--- Provided material ---
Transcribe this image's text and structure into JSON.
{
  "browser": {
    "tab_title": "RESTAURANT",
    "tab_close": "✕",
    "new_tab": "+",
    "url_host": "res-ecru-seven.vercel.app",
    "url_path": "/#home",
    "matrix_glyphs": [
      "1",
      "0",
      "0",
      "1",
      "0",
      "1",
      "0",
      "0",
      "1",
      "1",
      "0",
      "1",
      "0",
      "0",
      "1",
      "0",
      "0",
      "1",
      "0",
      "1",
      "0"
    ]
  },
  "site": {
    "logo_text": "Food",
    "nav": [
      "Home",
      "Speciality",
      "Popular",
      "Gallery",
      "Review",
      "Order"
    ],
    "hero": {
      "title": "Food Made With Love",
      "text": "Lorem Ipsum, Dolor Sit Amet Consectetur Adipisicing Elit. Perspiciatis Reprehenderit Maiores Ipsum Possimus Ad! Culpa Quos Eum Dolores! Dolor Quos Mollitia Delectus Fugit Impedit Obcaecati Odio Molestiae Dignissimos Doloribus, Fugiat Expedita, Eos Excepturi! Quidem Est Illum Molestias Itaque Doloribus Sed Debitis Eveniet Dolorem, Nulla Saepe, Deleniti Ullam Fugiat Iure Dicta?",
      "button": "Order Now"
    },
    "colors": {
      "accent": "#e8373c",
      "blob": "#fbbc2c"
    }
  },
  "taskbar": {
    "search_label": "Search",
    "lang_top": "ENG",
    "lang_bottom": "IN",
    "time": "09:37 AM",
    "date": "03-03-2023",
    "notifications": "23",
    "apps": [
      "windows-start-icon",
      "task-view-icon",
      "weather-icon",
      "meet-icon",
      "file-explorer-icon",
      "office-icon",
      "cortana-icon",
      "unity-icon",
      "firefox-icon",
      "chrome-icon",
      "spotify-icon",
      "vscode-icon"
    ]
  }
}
---
- **The task**
Restate each entry exactly, skipping none.

- **Complete output**
Transcribe this image's text and structure into JSON.
{
  "browser": {
    "tab_title": "RESTAURANT",
    "tab_close": "✕",
    "new_tab": "+",
    "url_host": "res-ecru-seven.vercel.app",
    "url_path": "/#home",
    "matrix_glyphs": [
      "1",
      "0",
      "0",
      "1",
      "0",
      "1",
      "0",
      "0",
      "1",
      "1",
      "0",
      "1",
      "0",
      "0",
      "1",
      "0",
      "0",
      "1",
      "0",
      "1",
      "0"
    ]
  },
  "site": {
    "logo_text": "Food",
    "nav": [
      "Home",
      "Speciality",
      "Popular",
      "Gallery",
      "Review",
      "Order"
    ],
    "hero": {
      "title": "Food Made With Love",
      "text": "Lorem Ipsum, Dolor Sit Amet Consectetur Adipisicing Elit. Perspiciatis Reprehenderit Maiores Ipsum Possimus Ad! Culpa Quos Eum Dolores! Dolor Quos Mollitia Delectus Fugit Impedit Obcaecati Odio Molestiae Dignissimos Doloribus, Fugiat Expedita, Eos Excepturi! Quidem Est Illum Molestias Itaque Doloribus Sed Debitis Eveniet Dolorem, Nulla Saepe, Deleniti Ullam Fugiat Iure Dicta?",
      "button": "Order Now"
    },
    "colors": {
      "accent": "#e8373c",
      "blob": "#fbbc2c"
    }
  },
  "taskbar": {
    "search_label": "Search",
    "lang_top": "ENG",
    "lang_bottom": "IN",
    "time": "09:37 AM",
    "date": "03-03-2023",
    "notifications": "23",
    "apps": [
      "windows-start-icon",
      "task-view-icon",
      "weather-icon",
      "meet-icon",
      "file-explorer-icon",
      "office-icon",
      "cortana-icon",
      "unity-icon",
      "firefox-icon",
      "chrome-icon",
      "spotify-icon",
      "vscode-icon"
    ]
  }
}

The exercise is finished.